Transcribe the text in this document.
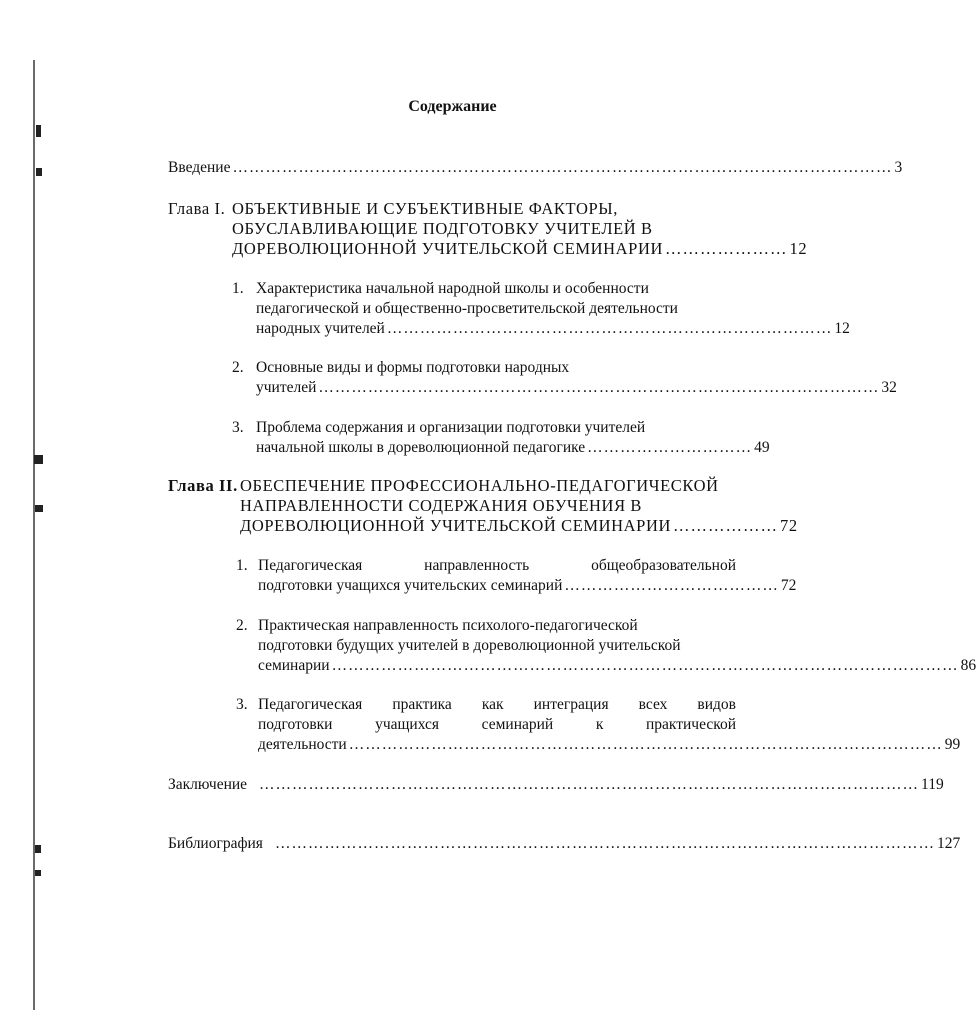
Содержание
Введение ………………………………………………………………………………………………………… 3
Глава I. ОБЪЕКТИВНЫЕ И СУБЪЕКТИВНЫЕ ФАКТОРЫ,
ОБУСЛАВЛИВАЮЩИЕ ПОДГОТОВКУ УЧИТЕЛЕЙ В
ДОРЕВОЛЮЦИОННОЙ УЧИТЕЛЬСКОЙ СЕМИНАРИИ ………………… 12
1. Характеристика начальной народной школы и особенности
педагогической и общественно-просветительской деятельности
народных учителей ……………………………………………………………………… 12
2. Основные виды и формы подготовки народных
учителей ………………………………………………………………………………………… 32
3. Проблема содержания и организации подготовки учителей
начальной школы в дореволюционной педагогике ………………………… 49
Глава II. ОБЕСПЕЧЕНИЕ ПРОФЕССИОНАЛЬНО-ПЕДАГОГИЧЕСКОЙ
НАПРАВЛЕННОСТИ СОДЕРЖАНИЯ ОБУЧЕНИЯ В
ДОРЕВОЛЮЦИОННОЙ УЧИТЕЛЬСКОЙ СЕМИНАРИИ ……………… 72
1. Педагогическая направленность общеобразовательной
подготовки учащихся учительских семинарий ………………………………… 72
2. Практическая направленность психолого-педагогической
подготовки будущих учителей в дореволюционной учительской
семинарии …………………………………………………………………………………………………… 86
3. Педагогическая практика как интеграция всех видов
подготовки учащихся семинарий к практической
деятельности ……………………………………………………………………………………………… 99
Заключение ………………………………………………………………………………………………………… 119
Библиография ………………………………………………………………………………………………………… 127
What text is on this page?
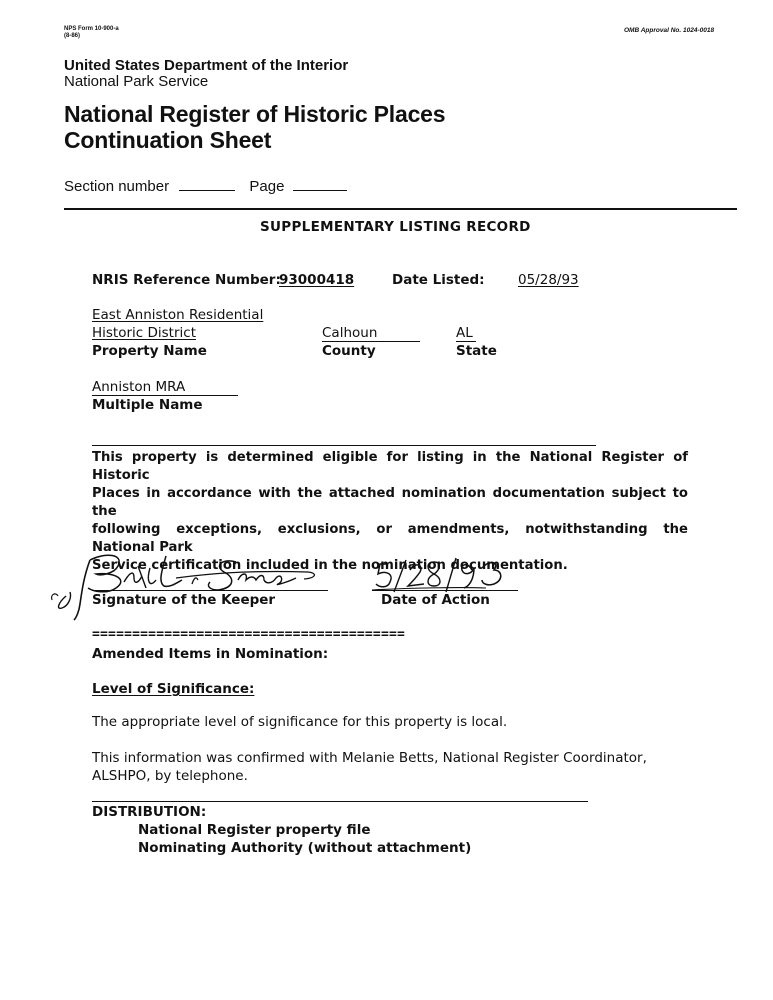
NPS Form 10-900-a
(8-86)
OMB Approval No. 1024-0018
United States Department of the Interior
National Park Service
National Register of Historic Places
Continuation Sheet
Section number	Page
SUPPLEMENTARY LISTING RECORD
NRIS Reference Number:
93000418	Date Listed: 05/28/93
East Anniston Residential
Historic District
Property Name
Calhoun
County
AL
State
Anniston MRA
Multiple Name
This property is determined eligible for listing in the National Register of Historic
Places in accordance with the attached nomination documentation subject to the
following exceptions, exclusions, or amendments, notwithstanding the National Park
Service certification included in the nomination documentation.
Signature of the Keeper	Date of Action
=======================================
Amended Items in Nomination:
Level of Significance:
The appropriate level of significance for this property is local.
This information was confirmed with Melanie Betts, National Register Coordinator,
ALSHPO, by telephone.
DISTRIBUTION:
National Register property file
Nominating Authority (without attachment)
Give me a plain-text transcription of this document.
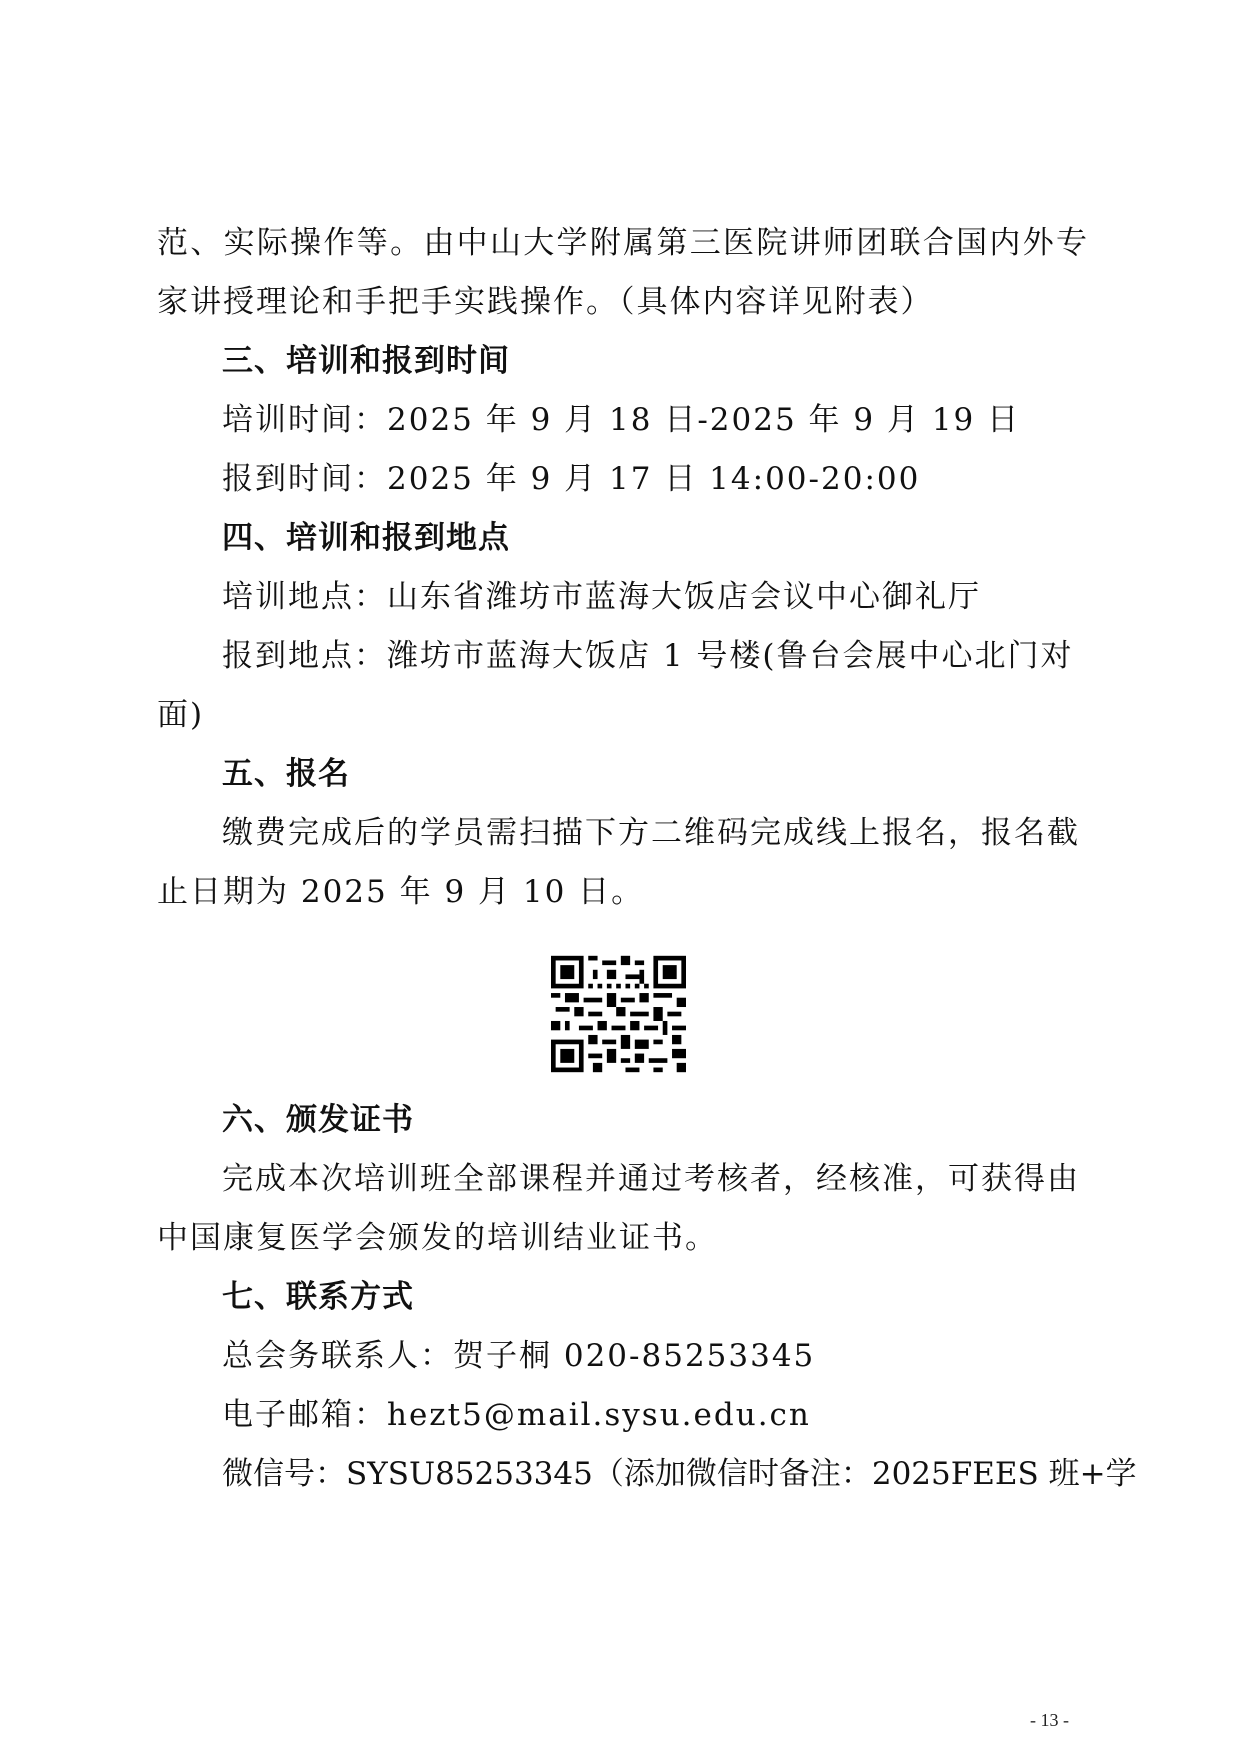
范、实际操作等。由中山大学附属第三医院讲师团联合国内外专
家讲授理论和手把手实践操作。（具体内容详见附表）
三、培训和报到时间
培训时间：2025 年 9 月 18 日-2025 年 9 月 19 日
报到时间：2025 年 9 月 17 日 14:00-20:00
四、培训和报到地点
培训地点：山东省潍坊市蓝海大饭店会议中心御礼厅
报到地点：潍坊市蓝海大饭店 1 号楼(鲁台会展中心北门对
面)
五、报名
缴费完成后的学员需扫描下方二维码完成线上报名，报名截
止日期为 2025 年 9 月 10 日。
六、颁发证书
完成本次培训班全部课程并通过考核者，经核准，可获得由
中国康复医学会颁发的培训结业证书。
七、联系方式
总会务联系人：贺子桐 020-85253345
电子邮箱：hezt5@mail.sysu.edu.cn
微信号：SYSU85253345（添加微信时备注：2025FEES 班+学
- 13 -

....................

**Problem details:** Images do not belong in the copy; reproduce all other parts of the records above verbatim.

**Solution below:**
Transcribe the text in this document.
Содержание
Введение ………………………………………………………………………………………………………… 3
Глава I. ОБЪЕКТИВНЫЕ И СУБЪЕКТИВНЫЕ ФАКТОРЫ,
ОБУСЛАВЛИВАЮЩИЕ ПОДГОТОВКУ УЧИТЕЛЕЙ В
ДОРЕВОЛЮЦИОННОЙ УЧИТЕЛЬСКОЙ СЕМИНАРИИ ………………… 12
1. Характеристика начальной народной школы и особенности
педагогической и общественно-просветительской деятельности
народных учителей ……………………………………………………………………… 12
2. Основные виды и формы подготовки народных
учителей ………………………………………………………………………………………… 32
3. Проблема содержания и организации подготовки учителей
начальной школы в дореволюционной педагогике ………………………… 49
Глава II. ОБЕСПЕЧЕНИЕ ПРОФЕССИОНАЛЬНО-ПЕДАГОГИЧЕСКОЙ
НАПРАВЛЕННОСТИ СОДЕРЖАНИЯ ОБУЧЕНИЯ В
ДОРЕВОЛЮЦИОННОЙ УЧИТЕЛЬСКОЙ СЕМИНАРИИ ……………… 72
1. Педагогическая направленность общеобразовательной
подготовки учащихся учительских семинарий ………………………………… 72
2. Практическая направленность психолого-педагогической
подготовки будущих учителей в дореволюционной учительской
семинарии …………………………………………………………………………………………………… 86
3. Педагогическая практика как интеграция всех видов
подготовки учащихся семинарий к практической
деятельности ……………………………………………………………………………………………… 99
Заключение ………………………………………………………………………………………………………… 119
Библиография ………………………………………………………………………………………………………… 127
What text is on this page?
NPS Form 10-900-a
(8-86)
OMB Approval No. 1024-0018
United States Department of the Interior
National Park Service
National Register of Historic Places
Continuation Sheet
Section number	Page
SUPPLEMENTARY LISTING RECORD
NRIS Reference Number:
93000418	Date Listed: 05/28/93
East Anniston Residential
Historic District
Property Name
Calhoun
County
AL
State
Anniston MRA
Multiple Name
This property is determined eligible for listing in the National Register of Historic
Places in accordance with the attached nomination documentation subject to the
following exceptions, exclusions, or amendments, notwithstanding the National Park
Service certification included in the nomination documentation.
Signature of the Keeper	Date of Action
=======================================
Amended Items in Nomination:
Level of Significance:
The appropriate level of significance for this property is local.
This information was confirmed with Melanie Betts, National Register Coordinator,
ALSHPO, by telephone.
DISTRIBUTION:
National Register property file
Nominating Authority (without attachment)
Give me a plain-text transcription of this document.
范、实际操作等。由中山大学附属第三医院讲师团联合国内外专
家讲授理论和手把手实践操作。（具体内容详见附表）
三、培训和报到时间
培训时间：2025 年 9 月 18 日-2025 年 9 月 19 日
报到时间：2025 年 9 月 17 日 14:00-20:00
四、培训和报到地点
培训地点：山东省潍坊市蓝海大饭店会议中心御礼厅
报到地点：潍坊市蓝海大饭店 1 号楼(鲁台会展中心北门对
面)
五、报名
缴费完成后的学员需扫描下方二维码完成线上报名，报名截
止日期为 2025 年 9 月 10 日。
六、颁发证书
完成本次培训班全部课程并通过考核者，经核准，可获得由
中国康复医学会颁发的培训结业证书。
七、联系方式
总会务联系人：贺子桐 020-85253345
电子邮箱：hezt5@mail.sysu.edu.cn
微信号：SYSU85253345（添加微信时备注：2025FEES 班+学
- 13 -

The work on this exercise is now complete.